**Supplied records**
'''

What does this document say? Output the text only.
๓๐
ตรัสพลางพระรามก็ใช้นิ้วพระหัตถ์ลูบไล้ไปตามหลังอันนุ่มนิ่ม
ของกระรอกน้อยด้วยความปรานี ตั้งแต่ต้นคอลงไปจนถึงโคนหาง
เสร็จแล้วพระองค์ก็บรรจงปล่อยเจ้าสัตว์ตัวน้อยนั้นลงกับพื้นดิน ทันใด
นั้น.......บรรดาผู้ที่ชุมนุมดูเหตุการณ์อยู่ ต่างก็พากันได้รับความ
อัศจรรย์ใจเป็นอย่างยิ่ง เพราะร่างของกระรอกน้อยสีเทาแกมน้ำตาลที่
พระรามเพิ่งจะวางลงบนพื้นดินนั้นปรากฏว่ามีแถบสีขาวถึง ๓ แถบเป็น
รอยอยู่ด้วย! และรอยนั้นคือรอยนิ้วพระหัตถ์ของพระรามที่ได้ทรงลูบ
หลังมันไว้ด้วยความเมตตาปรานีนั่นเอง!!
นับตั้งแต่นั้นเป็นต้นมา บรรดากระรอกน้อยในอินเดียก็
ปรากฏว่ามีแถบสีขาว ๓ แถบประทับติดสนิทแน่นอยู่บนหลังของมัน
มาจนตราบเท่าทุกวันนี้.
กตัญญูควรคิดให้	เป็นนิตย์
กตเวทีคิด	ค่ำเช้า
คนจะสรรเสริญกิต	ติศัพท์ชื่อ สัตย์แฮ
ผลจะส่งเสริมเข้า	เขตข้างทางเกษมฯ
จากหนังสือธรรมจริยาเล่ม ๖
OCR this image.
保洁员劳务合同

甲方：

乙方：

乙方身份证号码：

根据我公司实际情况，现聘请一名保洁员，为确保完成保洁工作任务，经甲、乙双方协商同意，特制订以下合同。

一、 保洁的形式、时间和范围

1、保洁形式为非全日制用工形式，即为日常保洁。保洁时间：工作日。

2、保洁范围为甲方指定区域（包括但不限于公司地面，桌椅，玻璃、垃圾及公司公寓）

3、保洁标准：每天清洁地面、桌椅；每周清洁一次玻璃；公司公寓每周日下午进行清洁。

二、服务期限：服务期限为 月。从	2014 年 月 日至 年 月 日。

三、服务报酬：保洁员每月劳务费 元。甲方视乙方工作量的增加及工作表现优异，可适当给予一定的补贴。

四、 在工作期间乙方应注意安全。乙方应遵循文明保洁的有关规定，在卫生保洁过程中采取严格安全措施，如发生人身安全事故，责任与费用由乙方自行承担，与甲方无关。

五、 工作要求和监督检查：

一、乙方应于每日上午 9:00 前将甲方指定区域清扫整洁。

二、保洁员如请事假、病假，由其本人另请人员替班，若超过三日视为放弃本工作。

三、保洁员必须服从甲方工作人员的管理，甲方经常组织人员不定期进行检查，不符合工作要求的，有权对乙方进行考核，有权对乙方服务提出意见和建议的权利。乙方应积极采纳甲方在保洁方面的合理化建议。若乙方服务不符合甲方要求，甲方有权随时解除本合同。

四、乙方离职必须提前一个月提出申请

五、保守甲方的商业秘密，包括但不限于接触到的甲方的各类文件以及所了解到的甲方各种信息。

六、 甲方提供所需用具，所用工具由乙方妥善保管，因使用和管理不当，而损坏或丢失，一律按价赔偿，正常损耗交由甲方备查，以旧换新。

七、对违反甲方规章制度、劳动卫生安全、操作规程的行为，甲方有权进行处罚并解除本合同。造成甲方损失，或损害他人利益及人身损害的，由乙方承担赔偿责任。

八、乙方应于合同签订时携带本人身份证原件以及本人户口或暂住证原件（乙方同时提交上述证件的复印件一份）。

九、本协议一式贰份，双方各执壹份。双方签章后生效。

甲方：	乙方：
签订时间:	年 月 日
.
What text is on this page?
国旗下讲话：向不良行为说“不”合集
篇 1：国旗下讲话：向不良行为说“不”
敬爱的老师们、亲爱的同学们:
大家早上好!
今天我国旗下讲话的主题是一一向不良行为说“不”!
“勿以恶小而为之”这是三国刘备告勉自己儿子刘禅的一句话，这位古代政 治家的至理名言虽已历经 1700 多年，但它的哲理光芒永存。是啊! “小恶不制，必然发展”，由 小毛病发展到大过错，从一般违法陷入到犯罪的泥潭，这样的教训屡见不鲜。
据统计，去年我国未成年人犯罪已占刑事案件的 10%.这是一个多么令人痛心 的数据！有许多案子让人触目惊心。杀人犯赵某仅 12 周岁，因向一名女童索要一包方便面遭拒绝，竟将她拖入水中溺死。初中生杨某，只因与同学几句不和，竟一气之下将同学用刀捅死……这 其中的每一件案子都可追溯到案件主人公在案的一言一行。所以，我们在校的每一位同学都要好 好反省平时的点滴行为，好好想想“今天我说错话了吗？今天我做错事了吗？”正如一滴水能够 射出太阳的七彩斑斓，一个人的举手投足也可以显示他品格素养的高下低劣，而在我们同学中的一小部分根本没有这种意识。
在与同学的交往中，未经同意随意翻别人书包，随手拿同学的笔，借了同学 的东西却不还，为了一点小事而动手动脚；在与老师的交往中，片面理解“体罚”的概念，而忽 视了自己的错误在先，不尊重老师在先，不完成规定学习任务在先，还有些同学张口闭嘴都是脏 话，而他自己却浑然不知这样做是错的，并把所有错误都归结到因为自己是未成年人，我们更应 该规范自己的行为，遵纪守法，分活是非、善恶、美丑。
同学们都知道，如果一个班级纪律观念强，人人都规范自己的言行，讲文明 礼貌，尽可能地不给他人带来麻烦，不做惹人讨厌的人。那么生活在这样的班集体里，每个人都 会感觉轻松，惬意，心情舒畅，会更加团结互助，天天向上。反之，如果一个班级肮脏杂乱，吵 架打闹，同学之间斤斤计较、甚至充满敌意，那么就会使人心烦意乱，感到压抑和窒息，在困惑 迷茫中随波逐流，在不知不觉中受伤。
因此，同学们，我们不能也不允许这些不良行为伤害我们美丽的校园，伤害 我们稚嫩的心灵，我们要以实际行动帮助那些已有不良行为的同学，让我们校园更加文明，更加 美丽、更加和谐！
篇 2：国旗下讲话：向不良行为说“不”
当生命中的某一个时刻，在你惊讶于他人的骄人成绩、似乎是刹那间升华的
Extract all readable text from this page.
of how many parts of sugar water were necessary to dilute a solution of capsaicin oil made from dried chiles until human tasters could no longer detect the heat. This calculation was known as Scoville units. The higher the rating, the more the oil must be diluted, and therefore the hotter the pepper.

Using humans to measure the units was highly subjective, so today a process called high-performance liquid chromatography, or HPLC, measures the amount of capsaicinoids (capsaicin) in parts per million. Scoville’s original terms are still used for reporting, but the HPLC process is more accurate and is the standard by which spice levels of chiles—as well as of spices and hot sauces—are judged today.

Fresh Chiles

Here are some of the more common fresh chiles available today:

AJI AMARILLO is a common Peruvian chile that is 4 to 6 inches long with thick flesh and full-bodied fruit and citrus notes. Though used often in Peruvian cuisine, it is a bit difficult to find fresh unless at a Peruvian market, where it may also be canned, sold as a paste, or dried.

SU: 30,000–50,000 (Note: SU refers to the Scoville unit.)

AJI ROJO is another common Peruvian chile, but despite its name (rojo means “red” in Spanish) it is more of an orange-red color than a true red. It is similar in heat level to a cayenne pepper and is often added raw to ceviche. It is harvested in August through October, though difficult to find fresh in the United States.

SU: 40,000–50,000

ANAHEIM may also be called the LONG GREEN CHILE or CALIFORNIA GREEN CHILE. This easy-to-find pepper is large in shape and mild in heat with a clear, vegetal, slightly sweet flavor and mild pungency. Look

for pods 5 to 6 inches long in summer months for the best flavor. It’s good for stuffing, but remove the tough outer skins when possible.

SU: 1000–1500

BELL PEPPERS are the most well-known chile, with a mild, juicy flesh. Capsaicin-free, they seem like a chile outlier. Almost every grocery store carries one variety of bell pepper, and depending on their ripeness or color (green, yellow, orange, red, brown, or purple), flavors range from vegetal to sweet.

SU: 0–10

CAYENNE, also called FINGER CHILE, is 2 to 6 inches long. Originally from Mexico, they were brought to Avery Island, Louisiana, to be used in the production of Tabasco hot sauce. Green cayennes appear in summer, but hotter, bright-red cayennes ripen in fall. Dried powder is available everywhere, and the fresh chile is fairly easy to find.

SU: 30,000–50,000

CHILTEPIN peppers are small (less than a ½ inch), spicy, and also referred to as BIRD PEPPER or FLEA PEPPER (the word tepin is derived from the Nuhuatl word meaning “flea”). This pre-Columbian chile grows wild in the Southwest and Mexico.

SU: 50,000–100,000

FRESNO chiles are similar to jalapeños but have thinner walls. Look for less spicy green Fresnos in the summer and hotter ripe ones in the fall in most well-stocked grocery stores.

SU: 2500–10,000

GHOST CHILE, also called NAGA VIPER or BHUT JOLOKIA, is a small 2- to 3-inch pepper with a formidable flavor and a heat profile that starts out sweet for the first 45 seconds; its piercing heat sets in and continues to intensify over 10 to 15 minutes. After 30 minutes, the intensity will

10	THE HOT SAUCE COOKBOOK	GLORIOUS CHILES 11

'''

**Your instructions**
Each line holding "hotter" must be found and copied.

**Written response**
of how many parts of sugar water were necessary to dilute a solution of capsaicin oil made from dried chiles until human tasters could no longer detect the heat. This calculation was known as Scoville units. The higher the rating, the more the oil must be diluted, and therefore the hotter the pepper.
CAYENNE, also called FINGER CHILE, is 2 to 6 inches long. Originally from Mexico, they were brought to Avery Island, Louisiana, to be used in the production of Tabasco hot sauce. Green cayennes appear in summer, but hotter, bright-red cayennes ripen in fall. Dried powder is available everywhere, and the fresh chile is fairly easy to find.
FRESNO chiles are similar to jalapeños but have thinner walls. Look for less spicy green Fresnos in the summer and hotter ripe ones in the fall in most well-stocked grocery stores.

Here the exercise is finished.